**What the exercise asks**
Repeat every record below exactly, omitting any pictures.

**Records contained in a dataset**
##############################
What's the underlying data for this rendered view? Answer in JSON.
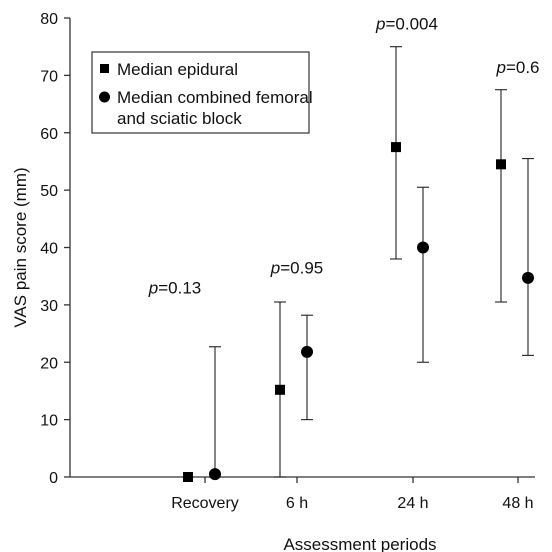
{
  "chart_data": {
    "type": "scatter",
    "xlabel": "Assessment periods",
    "ylabel": "VAS pain score (mm)",
    "ylim": [
      0,
      80
    ],
    "yticks": [
      0,
      10,
      20,
      30,
      40,
      50,
      60,
      70,
      80
    ],
    "categories": [
      "Recovery",
      "6 h",
      "24 h",
      "48 h"
    ],
    "legend": {
      "placement": "top-left"
    },
    "series": [
      {
        "name": "Median epidural",
        "marker": "square",
        "values": [
          0,
          15.2,
          57.5,
          54.5
        ],
        "error_low": [
          0,
          0,
          38,
          30.5
        ],
        "error_high": [
          0,
          30.5,
          75,
          67.5
        ]
      },
      {
        "name": "Median combined femoral and sciatic block",
        "marker": "circle",
        "values": [
          0.5,
          21.8,
          40,
          34.7
        ],
        "error_low": [
          0,
          10,
          20,
          21.2
        ],
        "error_high": [
          22.7,
          28.2,
          50.5,
          55.5
        ]
      }
    ],
    "annotations": [
      {
        "category": "Recovery",
        "italic": "p",
        "rest": "=0.13",
        "y": 33
      },
      {
        "category": "6 h",
        "italic": "p",
        "rest": "=0.95",
        "y": 36.5
      },
      {
        "category": "24 h",
        "italic": "p",
        "rest": "=0.004",
        "y": 79
      },
      {
        "category": "48 h",
        "italic": "p",
        "rest": "=0.6",
        "y": 71.5
      }
    ],
    "colors": {
      "marks": "#000000",
      "axis": "#333333"
    }
  }
}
##############################
**Solution for this exercise**
What's the underlying data for this rendered view? Answer in JSON.
{
  "chart_data": {
    "type": "scatter",
    "xlabel": "Assessment periods",
    "ylabel": "VAS pain score (mm)",
    "ylim": [
      0,
      80
    ],
    "yticks": [
      0,
      10,
      20,
      30,
      40,
      50,
      60,
      70,
      80
    ],
    "categories": [
      "Recovery",
      "6 h",
      "24 h",
      "48 h"
    ],
    "legend": {
      "placement": "top-left"
    },
    "series": [
      {
        "name": "Median epidural",
        "marker": "square",
        "values": [
          0,
          15.2,
          57.5,
          54.5
        ],
        "error_low": [
          0,
          0,
          38,
          30.5
        ],
        "error_high": [
          0,
          30.5,
          75,
          67.5
        ]
      },
      {
        "name": "Median combined femoral and sciatic block",
        "marker": "circle",
        "values": [
          0.5,
          21.8,
          40,
          34.7
        ],
        "error_low": [
          0,
          10,
          20,
          21.2
        ],
        "error_high": [
          22.7,
          28.2,
          50.5,
          55.5
        ]
      }
    ],
    "annotations": [
      {
        "category": "Recovery",
        "italic": "p",
        "rest": "=0.13",
        "y": 33
      },
      {
        "category": "6 h",
        "italic": "p",
        "rest": "=0.95",
        "y": 36.5
      },
      {
        "category": "24 h",
        "italic": "p",
        "rest": "=0.004",
        "y": 79
      },
      {
        "category": "48 h",
        "italic": "p",
        "rest": "=0.6",
        "y": 71.5
      }
    ],
    "colors": {
      "marks": "#000000",
      "axis": "#333333"
    }
  }
}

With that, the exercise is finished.